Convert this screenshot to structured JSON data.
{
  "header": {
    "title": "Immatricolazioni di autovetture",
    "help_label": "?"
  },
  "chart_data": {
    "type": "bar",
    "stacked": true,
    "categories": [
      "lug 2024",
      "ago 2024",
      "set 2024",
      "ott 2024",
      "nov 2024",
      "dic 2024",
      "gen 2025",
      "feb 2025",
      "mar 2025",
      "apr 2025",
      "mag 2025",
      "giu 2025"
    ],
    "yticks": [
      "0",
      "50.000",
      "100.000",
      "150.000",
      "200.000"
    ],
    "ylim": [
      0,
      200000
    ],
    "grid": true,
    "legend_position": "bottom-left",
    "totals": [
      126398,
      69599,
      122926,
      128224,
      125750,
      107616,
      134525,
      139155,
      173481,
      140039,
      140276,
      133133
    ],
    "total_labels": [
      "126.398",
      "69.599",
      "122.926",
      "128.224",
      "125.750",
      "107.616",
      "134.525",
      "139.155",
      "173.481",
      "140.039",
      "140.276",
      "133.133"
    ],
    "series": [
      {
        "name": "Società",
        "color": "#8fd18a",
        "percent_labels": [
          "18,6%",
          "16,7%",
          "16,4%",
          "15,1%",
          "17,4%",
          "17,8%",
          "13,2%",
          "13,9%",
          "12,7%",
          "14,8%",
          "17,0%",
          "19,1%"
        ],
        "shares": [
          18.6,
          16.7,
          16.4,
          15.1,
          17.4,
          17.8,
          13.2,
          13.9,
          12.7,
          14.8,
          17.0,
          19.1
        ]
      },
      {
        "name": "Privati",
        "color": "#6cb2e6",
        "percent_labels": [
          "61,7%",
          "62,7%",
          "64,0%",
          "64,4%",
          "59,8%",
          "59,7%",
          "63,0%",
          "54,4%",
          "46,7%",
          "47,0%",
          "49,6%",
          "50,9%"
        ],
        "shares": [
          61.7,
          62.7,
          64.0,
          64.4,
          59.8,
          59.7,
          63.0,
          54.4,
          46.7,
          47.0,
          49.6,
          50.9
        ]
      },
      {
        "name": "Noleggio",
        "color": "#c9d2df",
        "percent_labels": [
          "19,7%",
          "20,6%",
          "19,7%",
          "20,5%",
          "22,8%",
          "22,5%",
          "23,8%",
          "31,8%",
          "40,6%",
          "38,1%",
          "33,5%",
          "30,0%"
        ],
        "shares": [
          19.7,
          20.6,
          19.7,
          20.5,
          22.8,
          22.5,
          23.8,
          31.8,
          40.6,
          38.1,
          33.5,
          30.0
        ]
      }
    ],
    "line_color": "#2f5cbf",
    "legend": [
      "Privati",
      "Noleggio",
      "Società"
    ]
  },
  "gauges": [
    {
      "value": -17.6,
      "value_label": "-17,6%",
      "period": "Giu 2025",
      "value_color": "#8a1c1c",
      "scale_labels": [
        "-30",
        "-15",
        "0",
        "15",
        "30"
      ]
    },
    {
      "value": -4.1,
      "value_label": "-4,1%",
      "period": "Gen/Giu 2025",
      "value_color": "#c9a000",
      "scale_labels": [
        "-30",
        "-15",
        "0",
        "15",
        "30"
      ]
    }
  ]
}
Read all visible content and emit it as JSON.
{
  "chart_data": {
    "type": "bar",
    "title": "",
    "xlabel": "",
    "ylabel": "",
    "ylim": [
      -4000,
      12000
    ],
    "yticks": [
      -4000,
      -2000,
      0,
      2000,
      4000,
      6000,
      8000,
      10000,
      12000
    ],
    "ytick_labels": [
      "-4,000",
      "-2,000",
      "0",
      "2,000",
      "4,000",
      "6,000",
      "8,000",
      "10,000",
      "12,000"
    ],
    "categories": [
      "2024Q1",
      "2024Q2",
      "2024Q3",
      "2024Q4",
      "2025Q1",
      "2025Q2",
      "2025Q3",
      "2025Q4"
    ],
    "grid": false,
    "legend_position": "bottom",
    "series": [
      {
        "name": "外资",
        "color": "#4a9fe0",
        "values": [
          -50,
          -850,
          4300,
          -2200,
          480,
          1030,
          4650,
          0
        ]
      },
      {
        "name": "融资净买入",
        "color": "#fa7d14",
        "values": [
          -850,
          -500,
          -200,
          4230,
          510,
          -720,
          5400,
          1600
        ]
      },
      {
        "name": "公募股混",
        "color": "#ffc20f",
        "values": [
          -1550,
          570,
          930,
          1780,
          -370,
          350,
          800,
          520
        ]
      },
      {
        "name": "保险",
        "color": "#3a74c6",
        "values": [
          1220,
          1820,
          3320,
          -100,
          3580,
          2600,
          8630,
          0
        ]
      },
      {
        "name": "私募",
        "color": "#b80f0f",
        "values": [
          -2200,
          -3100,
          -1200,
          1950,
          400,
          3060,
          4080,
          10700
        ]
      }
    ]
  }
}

■ **GOAL OF THE EXERCISE**
Each line must be given again exactly as written above.

■ **THE COMPLETED TASK**
Convert this screenshot to structured JSON data.
{
  "header": {
    "title": "Immatricolazioni di autovetture",
    "help_label": "?"
  },
  "chart_data": {
    "type": "bar",
    "stacked": true,
    "categories": [
      "lug 2024",
      "ago 2024",
      "set 2024",
      "ott 2024",
      "nov 2024",
      "dic 2024",
      "gen 2025",
      "feb 2025",
      "mar 2025",
      "apr 2025",
      "mag 2025",
      "giu 2025"
    ],
    "yticks": [
      "0",
      "50.000",
      "100.000",
      "150.000",
      "200.000"
    ],
    "ylim": [
      0,
      200000
    ],
    "grid": true,
    "legend_position": "bottom-left",
    "totals": [
      126398,
      69599,
      122926,
      128224,
      125750,
      107616,
      134525,
      139155,
      173481,
      140039,
      140276,
      133133
    ],
    "total_labels": [
      "126.398",
      "69.599",
      "122.926",
      "128.224",
      "125.750",
      "107.616",
      "134.525",
      "139.155",
      "173.481",
      "140.039",
      "140.276",
      "133.133"
    ],
    "series": [
      {
        "name": "Società",
        "color": "#8fd18a",
        "percent_labels": [
          "18,6%",
          "16,7%",
          "16,4%",
          "15,1%",
          "17,4%",
          "17,8%",
          "13,2%",
          "13,9%",
          "12,7%",
          "14,8%",
          "17,0%",
          "19,1%"
        ],
        "shares": [
          18.6,
          16.7,
          16.4,
          15.1,
          17.4,
          17.8,
          13.2,
          13.9,
          12.7,
          14.8,
          17.0,
          19.1
        ]
      },
      {
        "name": "Privati",
        "color": "#6cb2e6",
        "percent_labels": [
          "61,7%",
          "62,7%",
          "64,0%",
          "64,4%",
          "59,8%",
          "59,7%",
          "63,0%",
          "54,4%",
          "46,7%",
          "47,0%",
          "49,6%",
          "50,9%"
        ],
        "shares": [
          61.7,
          62.7,
          64.0,
          64.4,
          59.8,
          59.7,
          63.0,
          54.4,
          46.7,
          47.0,
          49.6,
          50.9
        ]
      },
      {
        "name": "Noleggio",
        "color": "#c9d2df",
        "percent_labels": [
          "19,7%",
          "20,6%",
          "19,7%",
          "20,5%",
          "22,8%",
          "22,5%",
          "23,8%",
          "31,8%",
          "40,6%",
          "38,1%",
          "33,5%",
          "30,0%"
        ],
        "shares": [
          19.7,
          20.6,
          19.7,
          20.5,
          22.8,
          22.5,
          23.8,
          31.8,
          40.6,
          38.1,
          33.5,
          30.0
        ]
      }
    ],
    "line_color": "#2f5cbf",
    "legend": [
      "Privati",
      "Noleggio",
      "Società"
    ]
  },
  "gauges": [
    {
      "value": -17.6,
      "value_label": "-17,6%",
      "period": "Giu 2025",
      "value_color": "#8a1c1c",
      "scale_labels": [
        "-30",
        "-15",
        "0",
        "15",
        "30"
      ]
    },
    {
      "value": -4.1,
      "value_label": "-4,1%",
      "period": "Gen/Giu 2025",
      "value_color": "#c9a000",
      "scale_labels": [
        "-30",
        "-15",
        "0",
        "15",
        "30"
      ]
    }
  ]
}
Read all visible content and emit it as JSON.
{
  "chart_data": {
    "type": "bar",
    "title": "",
    "xlabel": "",
    "ylabel": "",
    "ylim": [
      -4000,
      12000
    ],
    "yticks": [
      -4000,
      -2000,
      0,
      2000,
      4000,
      6000,
      8000,
      10000,
      12000
    ],
    "ytick_labels": [
      "-4,000",
      "-2,000",
      "0",
      "2,000",
      "4,000",
      "6,000",
      "8,000",
      "10,000",
      "12,000"
    ],
    "categories": [
      "2024Q1",
      "2024Q2",
      "2024Q3",
      "2024Q4",
      "2025Q1",
      "2025Q2",
      "2025Q3",
      "2025Q4"
    ],
    "grid": false,
    "legend_position": "bottom",
    "series": [
      {
        "name": "外资",
        "color": "#4a9fe0",
        "values": [
          -50,
          -850,
          4300,
          -2200,
          480,
          1030,
          4650,
          0
        ]
      },
      {
        "name": "融资净买入",
        "color": "#fa7d14",
        "values": [
          -850,
          -500,
          -200,
          4230,
          510,
          -720,
          5400,
          1600
        ]
      },
      {
        "name": "公募股混",
        "color": "#ffc20f",
        "values": [
          -1550,
          570,
          930,
          1780,
          -370,
          350,
          800,
          520
        ]
      },
      {
        "name": "保险",
        "color": "#3a74c6",
        "values": [
          1220,
          1820,
          3320,
          -100,
          3580,
          2600,
          8630,
          0
        ]
      },
      {
        "name": "私募",
        "color": "#b80f0f",
        "values": [
          -2200,
          -3100,
          -1200,
          1950,
          400,
          3060,
          4080,
          10700
        ]
      }
    ]
  }
}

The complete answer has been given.